- **SOURCE DATA**:
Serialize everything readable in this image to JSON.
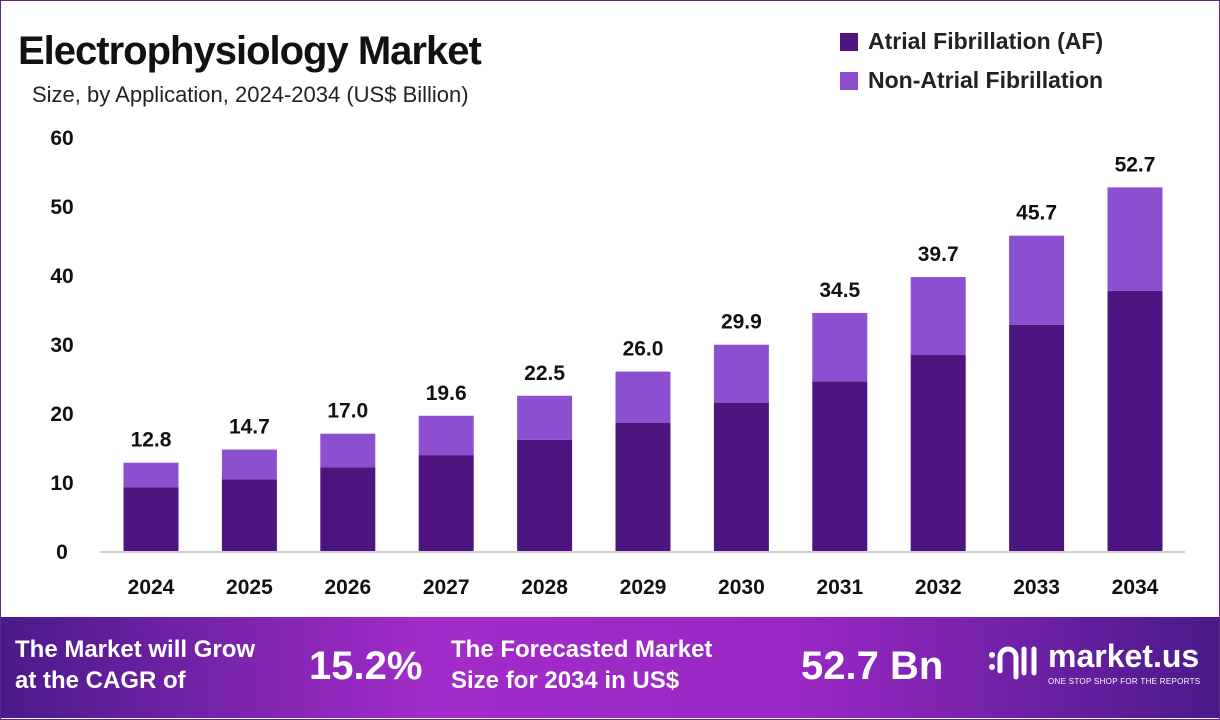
{
  "chart_data": {
    "type": "bar",
    "stacked": true,
    "title": "Electrophysiology Market",
    "subtitle": "Size, by Application, 2024-2034 (US$ Billion)",
    "categories": [
      "2024",
      "2025",
      "2026",
      "2027",
      "2028",
      "2029",
      "2030",
      "2031",
      "2032",
      "2033",
      "2034"
    ],
    "series": [
      {
        "name": "Atrial Fibrillation (AF)",
        "color": "#4e1580",
        "values": [
          9.2,
          10.4,
          12.1,
          13.9,
          16.1,
          18.6,
          21.5,
          24.6,
          28.4,
          32.8,
          37.7
        ]
      },
      {
        "name": "Non-Atrial Fibrillation",
        "color": "#8b4fcf",
        "values": [
          3.6,
          4.3,
          4.9,
          5.7,
          6.4,
          7.4,
          8.4,
          9.9,
          11.3,
          12.9,
          15.0
        ]
      }
    ],
    "totals": [
      "12.8",
      "14.7",
      "17.0",
      "19.6",
      "22.5",
      "26.0",
      "29.9",
      "34.5",
      "39.7",
      "45.7",
      "52.7"
    ],
    "ylim": [
      0,
      60
    ],
    "yticks": [
      "0",
      "10",
      "20",
      "30",
      "40",
      "50",
      "60"
    ],
    "grid": false,
    "legend": "top-right"
  },
  "footer": {
    "cagr_label_1": "The Market will Grow",
    "cagr_label_2": "at the CAGR of",
    "cagr_value": "15.2%",
    "forecast_label_1": "The Forecasted Market",
    "forecast_label_2": "Size for 2034 in US$",
    "forecast_value": "52.7 Bn",
    "logo_name": "market.us",
    "logo_tagline": "ONE STOP SHOP FOR THE REPORTS"
  }
}
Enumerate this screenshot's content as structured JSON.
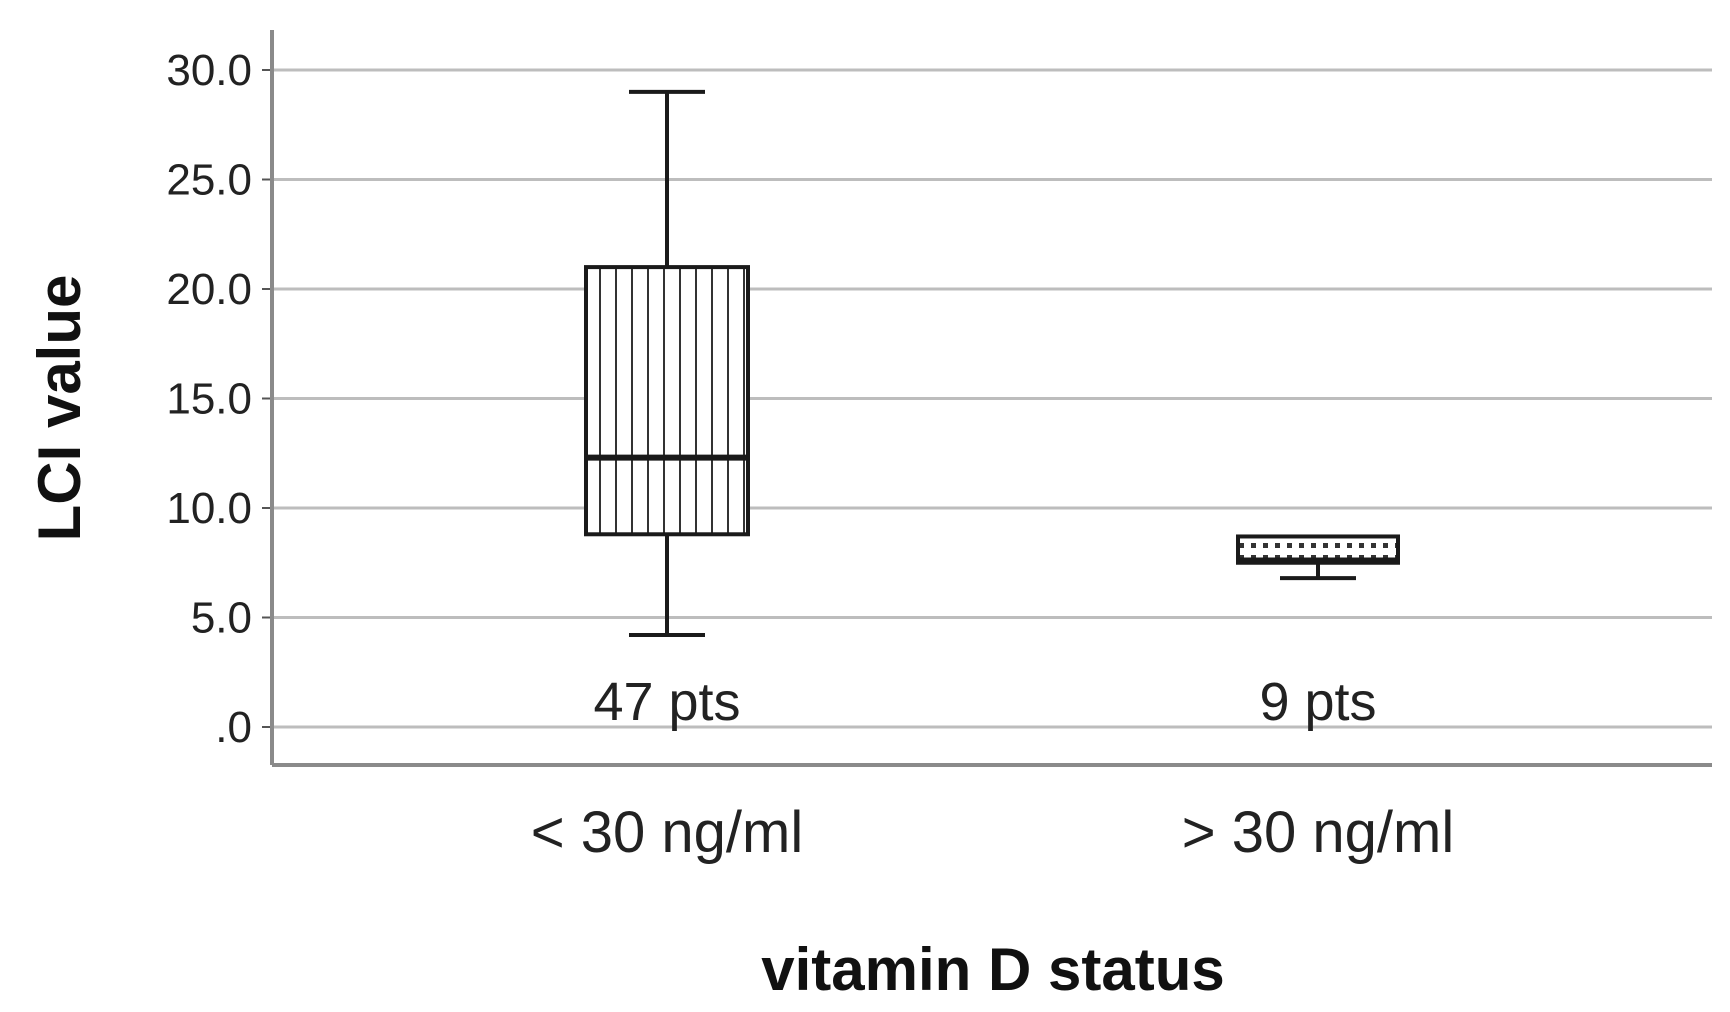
{
  "chart_data": {
    "type": "boxplot",
    "title": "",
    "xlabel": "vitamin D status",
    "ylabel": "LCI value",
    "ylim": [
      0,
      30
    ],
    "yticks": [
      {
        "value": 0,
        "label": ".0"
      },
      {
        "value": 5,
        "label": "5.0"
      },
      {
        "value": 10,
        "label": "10.0"
      },
      {
        "value": 15,
        "label": "15.0"
      },
      {
        "value": 20,
        "label": "20.0"
      },
      {
        "value": 25,
        "label": "25.0"
      },
      {
        "value": 30,
        "label": "30.0"
      }
    ],
    "grid": true,
    "categories": [
      "< 30 ng/ml",
      "> 30 ng/ml"
    ],
    "boxes": [
      {
        "category": "< 30 ng/ml",
        "n_label": "47 pts",
        "whisker_low": 4.2,
        "q1": 8.8,
        "median": 12.3,
        "q3": 21.0,
        "whisker_high": 29.0,
        "pattern": "vertical-lines"
      },
      {
        "category": "> 30 ng/ml",
        "n_label": "9 pts",
        "whisker_low": 6.8,
        "q1": 7.5,
        "median": 7.6,
        "q3": 8.7,
        "whisker_high": 8.7,
        "pattern": "dotted"
      }
    ]
  }
}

- **SET TASK**:
Isolate the lines that hold the word "Fibrillation" and copy all of them.

- **RESULT FOR THIS EXERCISE**:
        "name": "Atrial Fibrillation (AF)",
        "name": "Non-Atrial Fibrillation",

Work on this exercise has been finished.